Given request ▸ Count the lines below that contain the string "item", and reply with the number alone.
== == ==
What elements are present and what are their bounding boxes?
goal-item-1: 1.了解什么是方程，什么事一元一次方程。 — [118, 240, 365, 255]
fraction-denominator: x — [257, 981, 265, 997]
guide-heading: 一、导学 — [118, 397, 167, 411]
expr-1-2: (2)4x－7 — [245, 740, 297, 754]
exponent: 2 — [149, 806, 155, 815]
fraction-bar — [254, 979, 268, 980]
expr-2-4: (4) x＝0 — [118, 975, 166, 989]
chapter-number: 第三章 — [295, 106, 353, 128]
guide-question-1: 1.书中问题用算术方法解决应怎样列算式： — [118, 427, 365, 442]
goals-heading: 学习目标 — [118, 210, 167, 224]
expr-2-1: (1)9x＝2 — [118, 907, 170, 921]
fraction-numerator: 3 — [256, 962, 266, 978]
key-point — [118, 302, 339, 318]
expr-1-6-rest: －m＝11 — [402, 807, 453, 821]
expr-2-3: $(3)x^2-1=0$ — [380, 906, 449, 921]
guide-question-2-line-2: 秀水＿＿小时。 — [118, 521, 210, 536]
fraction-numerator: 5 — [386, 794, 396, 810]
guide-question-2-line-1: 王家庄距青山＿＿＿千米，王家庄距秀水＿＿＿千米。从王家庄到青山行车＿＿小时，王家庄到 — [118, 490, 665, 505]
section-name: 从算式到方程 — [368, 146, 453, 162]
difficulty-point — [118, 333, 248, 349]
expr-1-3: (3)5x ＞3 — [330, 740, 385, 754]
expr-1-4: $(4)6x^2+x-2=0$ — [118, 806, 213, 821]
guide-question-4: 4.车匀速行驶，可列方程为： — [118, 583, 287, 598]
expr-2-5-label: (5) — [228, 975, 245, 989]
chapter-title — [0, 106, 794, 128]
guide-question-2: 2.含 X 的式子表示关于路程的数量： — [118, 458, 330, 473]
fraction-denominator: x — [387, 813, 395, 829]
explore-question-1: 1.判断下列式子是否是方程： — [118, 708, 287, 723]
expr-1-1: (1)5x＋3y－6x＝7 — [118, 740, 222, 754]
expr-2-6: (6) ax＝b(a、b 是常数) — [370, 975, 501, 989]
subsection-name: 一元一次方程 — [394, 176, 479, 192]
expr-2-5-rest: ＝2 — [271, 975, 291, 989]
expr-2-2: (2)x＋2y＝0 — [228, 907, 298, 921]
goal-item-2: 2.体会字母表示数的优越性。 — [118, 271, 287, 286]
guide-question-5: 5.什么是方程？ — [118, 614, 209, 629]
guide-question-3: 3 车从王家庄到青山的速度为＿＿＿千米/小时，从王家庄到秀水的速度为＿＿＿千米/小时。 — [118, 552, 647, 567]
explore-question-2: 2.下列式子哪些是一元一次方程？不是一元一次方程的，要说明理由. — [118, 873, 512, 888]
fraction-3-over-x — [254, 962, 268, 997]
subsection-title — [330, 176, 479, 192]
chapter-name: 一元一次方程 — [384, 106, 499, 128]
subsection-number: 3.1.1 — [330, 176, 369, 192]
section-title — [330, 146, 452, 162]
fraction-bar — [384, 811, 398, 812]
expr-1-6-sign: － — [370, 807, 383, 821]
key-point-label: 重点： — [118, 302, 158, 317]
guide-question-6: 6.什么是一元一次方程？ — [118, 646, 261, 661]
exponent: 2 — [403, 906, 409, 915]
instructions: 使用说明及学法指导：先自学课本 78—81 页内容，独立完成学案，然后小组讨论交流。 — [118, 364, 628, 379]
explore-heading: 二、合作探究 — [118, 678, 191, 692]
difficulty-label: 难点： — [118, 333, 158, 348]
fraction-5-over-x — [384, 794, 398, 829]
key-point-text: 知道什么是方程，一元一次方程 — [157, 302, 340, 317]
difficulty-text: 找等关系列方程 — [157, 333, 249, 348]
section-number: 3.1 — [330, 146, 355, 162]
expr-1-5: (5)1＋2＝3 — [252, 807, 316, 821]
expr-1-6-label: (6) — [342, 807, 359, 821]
== == ==
Worked solution ▸ 2